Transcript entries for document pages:
..........

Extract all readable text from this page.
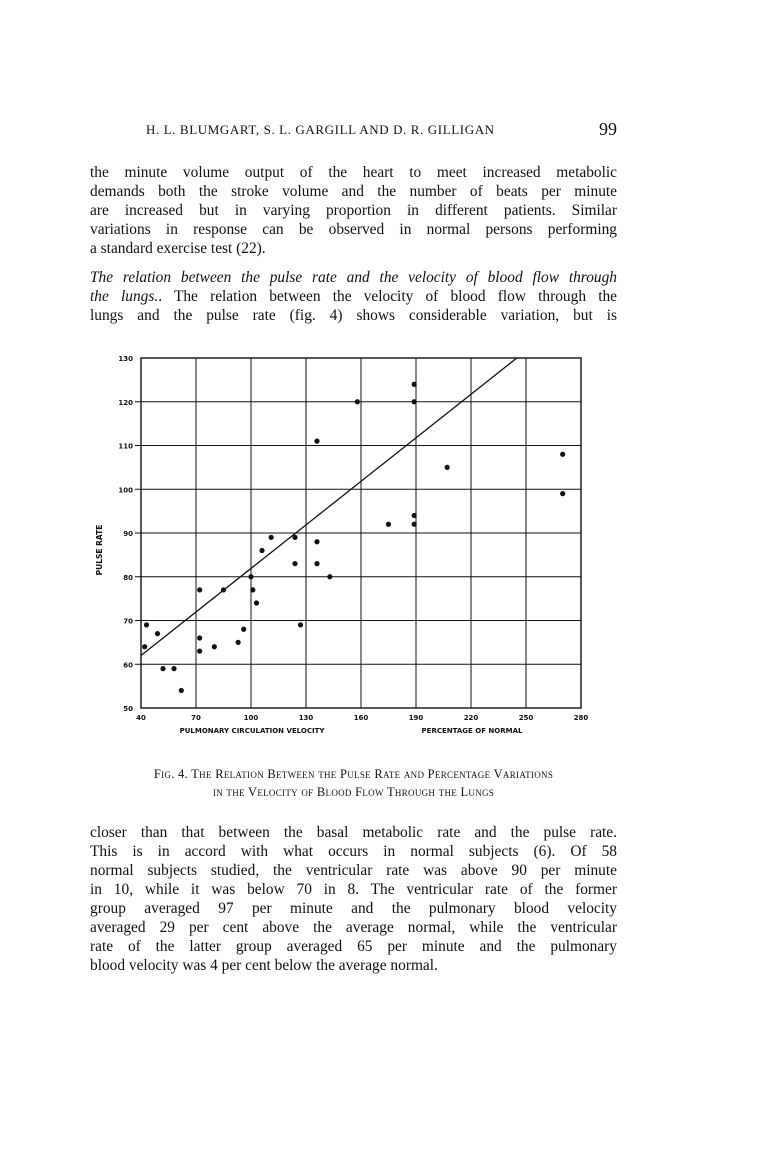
H. L. BLUMGART, S. L. GARGILL AND D. R. GILLIGAN	99
the minute volume output of the heart to meet increased metabolic
demands both the stroke volume and the number of beats per minute
are increased but in varying proportion in different patients. Similar
variations in response can be observed in normal persons performing
a standard exercise test (22).
The relation between the pulse rate and the velocity of blood flow through
the lungs.. The relation between the velocity of blood flow through the
lungs and the pulse rate (fig. 4) shows considerable variation, but is
40	70	100	130	160	190	220	250	280
50
60
70
80
90
100
110
120
130
PULSE RATE
PULMONARY CIRCULATION VELOCITY	PERCENTAGE OF NORMAL
Fig. 4. The Relation Between the Pulse Rate and Percentage Variations
in the Velocity of Blood Flow Through the Lungs
closer than that between the basal metabolic rate and the pulse rate.
This is in accord with what occurs in normal subjects (6). Of 58
normal subjects studied, the ventricular rate was above 90 per minute
in 10, while it was below 70 in 8. The ventricular rate of the former
group averaged 97 per minute and the pulmonary blood velocity
averaged 29 per cent above the average normal, while the ventricular
rate of the latter group averaged 65 per minute and the pulmonary
blood velocity was 4 per cent below the average normal.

..........

Aim of the task: If a line in the entries above contains the word "averaged", copy it.

Exercise result:
group averaged 97 per minute and the pulmonary blood velocity
averaged 29 per cent above the average normal, while the ventricular
rate of the latter group averaged 65 per minute and the pulmonary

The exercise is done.